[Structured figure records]
- - -
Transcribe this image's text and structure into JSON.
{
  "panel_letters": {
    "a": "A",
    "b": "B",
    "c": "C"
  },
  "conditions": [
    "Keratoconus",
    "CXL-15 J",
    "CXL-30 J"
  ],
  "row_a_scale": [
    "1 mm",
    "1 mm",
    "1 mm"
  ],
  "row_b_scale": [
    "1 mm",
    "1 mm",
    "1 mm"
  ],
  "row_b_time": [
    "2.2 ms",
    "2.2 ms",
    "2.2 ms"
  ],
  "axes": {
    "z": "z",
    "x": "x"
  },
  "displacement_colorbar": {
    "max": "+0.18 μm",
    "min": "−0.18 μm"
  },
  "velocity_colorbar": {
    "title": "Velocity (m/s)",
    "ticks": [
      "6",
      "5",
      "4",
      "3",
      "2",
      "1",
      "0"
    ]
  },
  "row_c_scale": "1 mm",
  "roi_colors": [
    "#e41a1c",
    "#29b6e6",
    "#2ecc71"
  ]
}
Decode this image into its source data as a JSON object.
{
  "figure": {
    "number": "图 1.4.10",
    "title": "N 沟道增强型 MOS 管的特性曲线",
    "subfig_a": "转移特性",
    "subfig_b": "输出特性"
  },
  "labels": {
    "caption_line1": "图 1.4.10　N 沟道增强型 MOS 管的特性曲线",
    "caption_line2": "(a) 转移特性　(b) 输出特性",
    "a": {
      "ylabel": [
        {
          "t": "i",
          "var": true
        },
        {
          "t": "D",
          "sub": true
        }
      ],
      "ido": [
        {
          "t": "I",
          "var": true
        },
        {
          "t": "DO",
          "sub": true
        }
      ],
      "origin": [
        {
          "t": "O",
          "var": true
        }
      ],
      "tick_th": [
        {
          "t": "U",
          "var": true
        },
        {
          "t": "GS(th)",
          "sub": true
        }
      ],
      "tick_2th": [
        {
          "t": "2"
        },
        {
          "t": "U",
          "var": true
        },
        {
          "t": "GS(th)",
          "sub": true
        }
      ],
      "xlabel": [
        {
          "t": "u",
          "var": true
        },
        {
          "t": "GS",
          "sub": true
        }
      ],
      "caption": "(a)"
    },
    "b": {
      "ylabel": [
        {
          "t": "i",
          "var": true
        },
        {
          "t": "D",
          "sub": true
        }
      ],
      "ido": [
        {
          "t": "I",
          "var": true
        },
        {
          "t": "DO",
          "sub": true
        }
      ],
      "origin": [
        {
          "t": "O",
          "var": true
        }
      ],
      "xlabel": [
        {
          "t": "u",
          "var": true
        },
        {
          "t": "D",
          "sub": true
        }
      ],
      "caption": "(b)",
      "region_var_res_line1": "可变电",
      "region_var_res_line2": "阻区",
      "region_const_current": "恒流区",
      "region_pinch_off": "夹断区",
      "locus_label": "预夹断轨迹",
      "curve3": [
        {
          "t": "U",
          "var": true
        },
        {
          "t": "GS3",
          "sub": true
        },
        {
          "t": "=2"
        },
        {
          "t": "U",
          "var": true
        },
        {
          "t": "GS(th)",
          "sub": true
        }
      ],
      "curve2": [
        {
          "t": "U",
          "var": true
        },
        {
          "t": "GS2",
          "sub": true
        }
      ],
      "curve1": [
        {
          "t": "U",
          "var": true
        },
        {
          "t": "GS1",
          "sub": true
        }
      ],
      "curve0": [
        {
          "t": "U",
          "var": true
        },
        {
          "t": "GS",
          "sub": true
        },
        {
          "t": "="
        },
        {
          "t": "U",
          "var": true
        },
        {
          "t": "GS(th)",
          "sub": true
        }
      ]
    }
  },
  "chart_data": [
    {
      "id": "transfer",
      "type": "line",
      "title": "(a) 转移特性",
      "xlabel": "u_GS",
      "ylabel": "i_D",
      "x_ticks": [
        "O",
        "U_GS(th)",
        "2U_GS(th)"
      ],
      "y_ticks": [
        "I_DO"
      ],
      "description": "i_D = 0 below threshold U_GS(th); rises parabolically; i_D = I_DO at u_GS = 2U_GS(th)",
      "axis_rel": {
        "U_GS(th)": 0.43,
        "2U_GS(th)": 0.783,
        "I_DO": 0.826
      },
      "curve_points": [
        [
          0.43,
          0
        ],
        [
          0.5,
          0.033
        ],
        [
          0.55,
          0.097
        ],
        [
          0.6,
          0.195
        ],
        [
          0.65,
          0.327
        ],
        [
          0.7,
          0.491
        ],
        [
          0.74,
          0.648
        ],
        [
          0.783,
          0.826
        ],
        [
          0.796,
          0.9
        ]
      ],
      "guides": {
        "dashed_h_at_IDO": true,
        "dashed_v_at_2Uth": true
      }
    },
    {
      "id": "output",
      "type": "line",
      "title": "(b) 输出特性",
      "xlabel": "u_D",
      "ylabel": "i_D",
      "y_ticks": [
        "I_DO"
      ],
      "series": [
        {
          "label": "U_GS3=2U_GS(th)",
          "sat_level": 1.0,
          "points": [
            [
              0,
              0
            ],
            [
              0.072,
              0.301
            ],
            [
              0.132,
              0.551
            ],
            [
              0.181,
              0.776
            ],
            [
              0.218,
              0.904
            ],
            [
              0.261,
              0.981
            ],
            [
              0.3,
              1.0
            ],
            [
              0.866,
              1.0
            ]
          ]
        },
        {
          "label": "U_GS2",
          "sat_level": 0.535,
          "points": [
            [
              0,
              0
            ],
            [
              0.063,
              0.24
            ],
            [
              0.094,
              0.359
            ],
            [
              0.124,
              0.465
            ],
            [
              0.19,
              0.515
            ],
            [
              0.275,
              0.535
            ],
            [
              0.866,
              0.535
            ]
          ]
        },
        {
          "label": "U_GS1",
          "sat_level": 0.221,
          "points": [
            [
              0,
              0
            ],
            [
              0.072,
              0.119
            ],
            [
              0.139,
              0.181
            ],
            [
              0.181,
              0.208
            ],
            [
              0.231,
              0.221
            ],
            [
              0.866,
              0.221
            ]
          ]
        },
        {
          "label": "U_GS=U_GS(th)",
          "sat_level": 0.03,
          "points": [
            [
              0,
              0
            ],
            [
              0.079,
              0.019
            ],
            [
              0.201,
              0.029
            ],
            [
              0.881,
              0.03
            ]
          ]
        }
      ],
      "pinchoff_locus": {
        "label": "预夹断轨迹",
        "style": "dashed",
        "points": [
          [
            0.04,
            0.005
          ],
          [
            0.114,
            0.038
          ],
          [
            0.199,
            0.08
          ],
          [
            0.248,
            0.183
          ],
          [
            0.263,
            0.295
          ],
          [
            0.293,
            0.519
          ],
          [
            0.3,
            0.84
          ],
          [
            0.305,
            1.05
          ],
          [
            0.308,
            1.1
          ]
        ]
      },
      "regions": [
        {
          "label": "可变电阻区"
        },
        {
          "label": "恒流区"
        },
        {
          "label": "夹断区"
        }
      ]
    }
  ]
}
- - -
REQUEST: The records above should be returned exactly.

FULL ANSWER:
Transcribe this image's text and structure into JSON.
{
  "panel_letters": {
    "a": "A",
    "b": "B",
    "c": "C"
  },
  "conditions": [
    "Keratoconus",
    "CXL-15 J",
    "CXL-30 J"
  ],
  "row_a_scale": [
    "1 mm",
    "1 mm",
    "1 mm"
  ],
  "row_b_scale": [
    "1 mm",
    "1 mm",
    "1 mm"
  ],
  "row_b_time": [
    "2.2 ms",
    "2.2 ms",
    "2.2 ms"
  ],
  "axes": {
    "z": "z",
    "x": "x"
  },
  "displacement_colorbar": {
    "max": "+0.18 μm",
    "min": "−0.18 μm"
  },
  "velocity_colorbar": {
    "title": "Velocity (m/s)",
    "ticks": [
      "6",
      "5",
      "4",
      "3",
      "2",
      "1",
      "0"
    ]
  },
  "row_c_scale": "1 mm",
  "roi_colors": [
    "#e41a1c",
    "#29b6e6",
    "#2ecc71"
  ]
}
Decode this image into its source data as a JSON object.
{
  "figure": {
    "number": "图 1.4.10",
    "title": "N 沟道增强型 MOS 管的特性曲线",
    "subfig_a": "转移特性",
    "subfig_b": "输出特性"
  },
  "labels": {
    "caption_line1": "图 1.4.10　N 沟道增强型 MOS 管的特性曲线",
    "caption_line2": "(a) 转移特性　(b) 输出特性",
    "a": {
      "ylabel": [
        {
          "t": "i",
          "var": true
        },
        {
          "t": "D",
          "sub": true
        }
      ],
      "ido": [
        {
          "t": "I",
          "var": true
        },
        {
          "t": "DO",
          "sub": true
        }
      ],
      "origin": [
        {
          "t": "O",
          "var": true
        }
      ],
      "tick_th": [
        {
          "t": "U",
          "var": true
        },
        {
          "t": "GS(th)",
          "sub": true
        }
      ],
      "tick_2th": [
        {
          "t": "2"
        },
        {
          "t": "U",
          "var": true
        },
        {
          "t": "GS(th)",
          "sub": true
        }
      ],
      "xlabel": [
        {
          "t": "u",
          "var": true
        },
        {
          "t": "GS",
          "sub": true
        }
      ],
      "caption": "(a)"
    },
    "b": {
      "ylabel": [
        {
          "t": "i",
          "var": true
        },
        {
          "t": "D",
          "sub": true
        }
      ],
      "ido": [
        {
          "t": "I",
          "var": true
        },
        {
          "t": "DO",
          "sub": true
        }
      ],
      "origin": [
        {
          "t": "O",
          "var": true
        }
      ],
      "xlabel": [
        {
          "t": "u",
          "var": true
        },
        {
          "t": "D",
          "sub": true
        }
      ],
      "caption": "(b)",
      "region_var_res_line1": "可变电",
      "region_var_res_line2": "阻区",
      "region_const_current": "恒流区",
      "region_pinch_off": "夹断区",
      "locus_label": "预夹断轨迹",
      "curve3": [
        {
          "t": "U",
          "var": true
        },
        {
          "t": "GS3",
          "sub": true
        },
        {
          "t": "=2"
        },
        {
          "t": "U",
          "var": true
        },
        {
          "t": "GS(th)",
          "sub": true
        }
      ],
      "curve2": [
        {
          "t": "U",
          "var": true
        },
        {
          "t": "GS2",
          "sub": true
        }
      ],
      "curve1": [
        {
          "t": "U",
          "var": true
        },
        {
          "t": "GS1",
          "sub": true
        }
      ],
      "curve0": [
        {
          "t": "U",
          "var": true
        },
        {
          "t": "GS",
          "sub": true
        },
        {
          "t": "="
        },
        {
          "t": "U",
          "var": true
        },
        {
          "t": "GS(th)",
          "sub": true
        }
      ]
    }
  },
  "chart_data": [
    {
      "id": "transfer",
      "type": "line",
      "title": "(a) 转移特性",
      "xlabel": "u_GS",
      "ylabel": "i_D",
      "x_ticks": [
        "O",
        "U_GS(th)",
        "2U_GS(th)"
      ],
      "y_ticks": [
        "I_DO"
      ],
      "description": "i_D = 0 below threshold U_GS(th); rises parabolically; i_D = I_DO at u_GS = 2U_GS(th)",
      "axis_rel": {
        "U_GS(th)": 0.43,
        "2U_GS(th)": 0.783,
        "I_DO": 0.826
      },
      "curve_points": [
        [
          0.43,
          0
        ],
        [
          0.5,
          0.033
        ],
        [
          0.55,
          0.097
        ],
        [
          0.6,
          0.195
        ],
        [
          0.65,
          0.327
        ],
        [
          0.7,
          0.491
        ],
        [
          0.74,
          0.648
        ],
        [
          0.783,
          0.826
        ],
        [
          0.796,
          0.9
        ]
      ],
      "guides": {
        "dashed_h_at_IDO": true,
        "dashed_v_at_2Uth": true
      }
    },
    {
      "id": "output",
      "type": "line",
      "title": "(b) 输出特性",
      "xlabel": "u_D",
      "ylabel": "i_D",
      "y_ticks": [
        "I_DO"
      ],
      "series": [
        {
          "label": "U_GS3=2U_GS(th)",
          "sat_level": 1.0,
          "points": [
            [
              0,
              0
            ],
            [
              0.072,
              0.301
            ],
            [
              0.132,
              0.551
            ],
            [
              0.181,
              0.776
            ],
            [
              0.218,
              0.904
            ],
            [
              0.261,
              0.981
            ],
            [
              0.3,
              1.0
            ],
            [
              0.866,
              1.0
            ]
          ]
        },
        {
          "label": "U_GS2",
          "sat_level": 0.535,
          "points": [
            [
              0,
              0
            ],
            [
              0.063,
              0.24
            ],
            [
              0.094,
              0.359
            ],
            [
              0.124,
              0.465
            ],
            [
              0.19,
              0.515
            ],
            [
              0.275,
              0.535
            ],
            [
              0.866,
              0.535
            ]
          ]
        },
        {
          "label": "U_GS1",
          "sat_level": 0.221,
          "points": [
            [
              0,
              0
            ],
            [
              0.072,
              0.119
            ],
            [
              0.139,
              0.181
            ],
            [
              0.181,
              0.208
            ],
            [
              0.231,
              0.221
            ],
            [
              0.866,
              0.221
            ]
          ]
        },
        {
          "label": "U_GS=U_GS(th)",
          "sat_level": 0.03,
          "points": [
            [
              0,
              0
            ],
            [
              0.079,
              0.019
            ],
            [
              0.201,
              0.029
            ],
            [
              0.881,
              0.03
            ]
          ]
        }
      ],
      "pinchoff_locus": {
        "label": "预夹断轨迹",
        "style": "dashed",
        "points": [
          [
            0.04,
            0.005
          ],
          [
            0.114,
            0.038
          ],
          [
            0.199,
            0.08
          ],
          [
            0.248,
            0.183
          ],
          [
            0.263,
            0.295
          ],
          [
            0.293,
            0.519
          ],
          [
            0.3,
            0.84
          ],
          [
            0.305,
            1.05
          ],
          [
            0.308,
            1.1
          ]
        ]
      },
      "regions": [
        {
          "label": "可变电阻区"
        },
        {
          "label": "恒流区"
        },
        {
          "label": "夹断区"
        }
      ]
    }
  ]
}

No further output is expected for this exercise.